═════ RECORD LIST

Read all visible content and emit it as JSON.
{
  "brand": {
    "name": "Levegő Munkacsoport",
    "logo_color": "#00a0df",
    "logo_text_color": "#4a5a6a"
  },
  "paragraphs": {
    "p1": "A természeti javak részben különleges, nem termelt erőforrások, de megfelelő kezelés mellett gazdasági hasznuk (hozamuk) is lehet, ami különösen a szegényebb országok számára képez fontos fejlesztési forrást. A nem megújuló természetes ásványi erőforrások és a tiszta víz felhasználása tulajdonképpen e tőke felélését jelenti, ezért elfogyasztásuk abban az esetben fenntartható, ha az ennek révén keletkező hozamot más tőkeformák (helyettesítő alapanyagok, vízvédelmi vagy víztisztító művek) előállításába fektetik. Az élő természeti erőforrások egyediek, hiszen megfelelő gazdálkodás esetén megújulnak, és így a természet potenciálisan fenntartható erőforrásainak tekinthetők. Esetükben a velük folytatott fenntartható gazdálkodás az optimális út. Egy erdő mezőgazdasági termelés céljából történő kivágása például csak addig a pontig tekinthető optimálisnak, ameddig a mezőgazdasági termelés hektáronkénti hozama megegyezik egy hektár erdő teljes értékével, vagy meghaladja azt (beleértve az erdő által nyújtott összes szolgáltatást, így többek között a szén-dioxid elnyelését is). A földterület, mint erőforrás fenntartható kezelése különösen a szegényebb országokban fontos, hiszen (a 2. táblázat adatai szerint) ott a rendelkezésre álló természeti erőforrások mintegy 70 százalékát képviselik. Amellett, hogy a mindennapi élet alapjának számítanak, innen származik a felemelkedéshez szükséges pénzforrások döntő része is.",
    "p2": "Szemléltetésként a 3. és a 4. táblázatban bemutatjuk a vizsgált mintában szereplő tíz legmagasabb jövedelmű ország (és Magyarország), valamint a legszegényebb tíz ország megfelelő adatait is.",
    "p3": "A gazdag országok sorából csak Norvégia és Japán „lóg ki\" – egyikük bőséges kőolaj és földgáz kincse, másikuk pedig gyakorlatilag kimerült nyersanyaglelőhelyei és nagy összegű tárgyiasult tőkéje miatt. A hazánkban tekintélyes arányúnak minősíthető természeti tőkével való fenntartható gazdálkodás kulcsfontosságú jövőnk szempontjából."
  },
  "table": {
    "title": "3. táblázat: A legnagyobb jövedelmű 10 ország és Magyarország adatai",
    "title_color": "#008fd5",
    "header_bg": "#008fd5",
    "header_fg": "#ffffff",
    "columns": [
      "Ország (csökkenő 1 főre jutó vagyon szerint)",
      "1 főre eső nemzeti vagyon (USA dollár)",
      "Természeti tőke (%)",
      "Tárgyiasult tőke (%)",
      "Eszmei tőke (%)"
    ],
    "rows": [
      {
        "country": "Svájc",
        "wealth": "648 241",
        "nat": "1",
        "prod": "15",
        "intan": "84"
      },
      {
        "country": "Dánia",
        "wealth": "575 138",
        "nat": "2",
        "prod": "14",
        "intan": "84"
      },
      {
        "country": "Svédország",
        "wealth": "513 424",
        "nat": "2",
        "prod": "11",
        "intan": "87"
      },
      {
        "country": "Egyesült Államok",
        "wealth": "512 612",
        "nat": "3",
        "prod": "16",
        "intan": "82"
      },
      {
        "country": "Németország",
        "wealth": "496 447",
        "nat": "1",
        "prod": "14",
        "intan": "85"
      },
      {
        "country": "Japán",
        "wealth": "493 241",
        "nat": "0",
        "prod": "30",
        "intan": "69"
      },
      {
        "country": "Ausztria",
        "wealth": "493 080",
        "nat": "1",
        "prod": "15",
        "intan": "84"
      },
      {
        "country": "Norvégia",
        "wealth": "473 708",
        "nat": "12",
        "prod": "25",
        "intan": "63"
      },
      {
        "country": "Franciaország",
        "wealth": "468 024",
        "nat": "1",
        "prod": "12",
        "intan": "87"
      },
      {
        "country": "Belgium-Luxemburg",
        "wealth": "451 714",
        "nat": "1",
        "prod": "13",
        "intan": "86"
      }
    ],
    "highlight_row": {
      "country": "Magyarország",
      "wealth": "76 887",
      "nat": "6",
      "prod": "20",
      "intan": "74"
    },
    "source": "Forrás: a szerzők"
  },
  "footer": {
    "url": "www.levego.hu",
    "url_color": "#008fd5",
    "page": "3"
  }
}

══════════

* [WHAT IS REQUIRED]: Identify each line in the records above that contains the word "Magyarország", and copy it out in full.

* [EXERCISE OUTPUT]:
    "p2": "Szemléltetésként a 3. és a 4. táblázatban bemutatjuk a vizsgált mintában szereplő tíz legmagasabb jövedelmű ország (és Magyarország), valamint a legszegényebb tíz ország megfelelő adatait is.",
    "title": "3. táblázat: A legnagyobb jövedelmű 10 ország és Magyarország adatai",
      "country": "Magyarország",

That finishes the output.